### DATASET CONTENT
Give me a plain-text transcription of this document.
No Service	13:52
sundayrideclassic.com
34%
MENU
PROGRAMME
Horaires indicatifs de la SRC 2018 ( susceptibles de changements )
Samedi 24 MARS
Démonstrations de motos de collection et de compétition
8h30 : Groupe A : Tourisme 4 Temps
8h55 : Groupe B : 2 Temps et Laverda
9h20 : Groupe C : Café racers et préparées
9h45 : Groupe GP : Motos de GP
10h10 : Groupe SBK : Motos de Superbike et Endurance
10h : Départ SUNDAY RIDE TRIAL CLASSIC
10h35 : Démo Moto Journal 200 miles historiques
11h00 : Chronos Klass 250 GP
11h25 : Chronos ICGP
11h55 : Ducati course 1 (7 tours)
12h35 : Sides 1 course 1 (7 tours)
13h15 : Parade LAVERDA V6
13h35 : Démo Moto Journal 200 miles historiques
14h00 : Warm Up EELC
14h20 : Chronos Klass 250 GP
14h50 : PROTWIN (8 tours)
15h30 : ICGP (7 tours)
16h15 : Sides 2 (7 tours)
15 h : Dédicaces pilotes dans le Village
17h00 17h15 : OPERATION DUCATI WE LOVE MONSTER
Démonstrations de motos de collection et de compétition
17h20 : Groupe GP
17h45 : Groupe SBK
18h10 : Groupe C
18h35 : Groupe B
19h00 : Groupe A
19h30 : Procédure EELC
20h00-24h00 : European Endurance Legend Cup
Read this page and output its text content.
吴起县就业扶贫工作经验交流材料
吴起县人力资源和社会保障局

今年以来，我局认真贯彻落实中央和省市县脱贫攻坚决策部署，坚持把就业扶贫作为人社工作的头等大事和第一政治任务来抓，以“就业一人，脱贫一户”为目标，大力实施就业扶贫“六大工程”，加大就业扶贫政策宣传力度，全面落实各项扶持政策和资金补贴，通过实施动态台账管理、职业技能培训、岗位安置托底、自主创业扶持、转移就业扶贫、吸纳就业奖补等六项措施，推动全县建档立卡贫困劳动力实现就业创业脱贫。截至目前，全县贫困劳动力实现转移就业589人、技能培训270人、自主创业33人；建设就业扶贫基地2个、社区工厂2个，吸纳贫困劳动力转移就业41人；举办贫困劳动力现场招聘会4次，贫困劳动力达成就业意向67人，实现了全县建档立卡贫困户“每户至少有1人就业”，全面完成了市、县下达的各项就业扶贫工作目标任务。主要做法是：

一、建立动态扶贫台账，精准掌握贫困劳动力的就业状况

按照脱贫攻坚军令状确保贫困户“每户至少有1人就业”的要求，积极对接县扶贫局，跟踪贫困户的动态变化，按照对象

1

### EXERCISE DESCRIPTION
Only the lines from the one containing "Read this page and output its text content." to the end of the data should be printed, exactly as they stand.

### TASK SOLUTION
Read this page and output its text content.
吴起县就业扶贫工作经验交流材料
吴起县人力资源和社会保障局

今年以来，我局认真贯彻落实中央和省市县脱贫攻坚决策部署，坚持把就业扶贫作为人社工作的头等大事和第一政治任务来抓，以“就业一人，脱贫一户”为目标，大力实施就业扶贫“六大工程”，加大就业扶贫政策宣传力度，全面落实各项扶持政策和资金补贴，通过实施动态台账管理、职业技能培训、岗位安置托底、自主创业扶持、转移就业扶贫、吸纳就业奖补等六项措施，推动全县建档立卡贫困劳动力实现就业创业脱贫。截至目前，全县贫困劳动力实现转移就业589人、技能培训270人、自主创业33人；建设就业扶贫基地2个、社区工厂2个，吸纳贫困劳动力转移就业41人；举办贫困劳动力现场招聘会4次，贫困劳动力达成就业意向67人，实现了全县建档立卡贫困户“每户至少有1人就业”，全面完成了市、县下达的各项就业扶贫工作目标任务。主要做法是：

一、建立动态扶贫台账，精准掌握贫困劳动力的就业状况

按照脱贫攻坚军令状确保贫困户“每户至少有1人就业”的要求，积极对接县扶贫局，跟踪贫困户的动态变化，按照对象

1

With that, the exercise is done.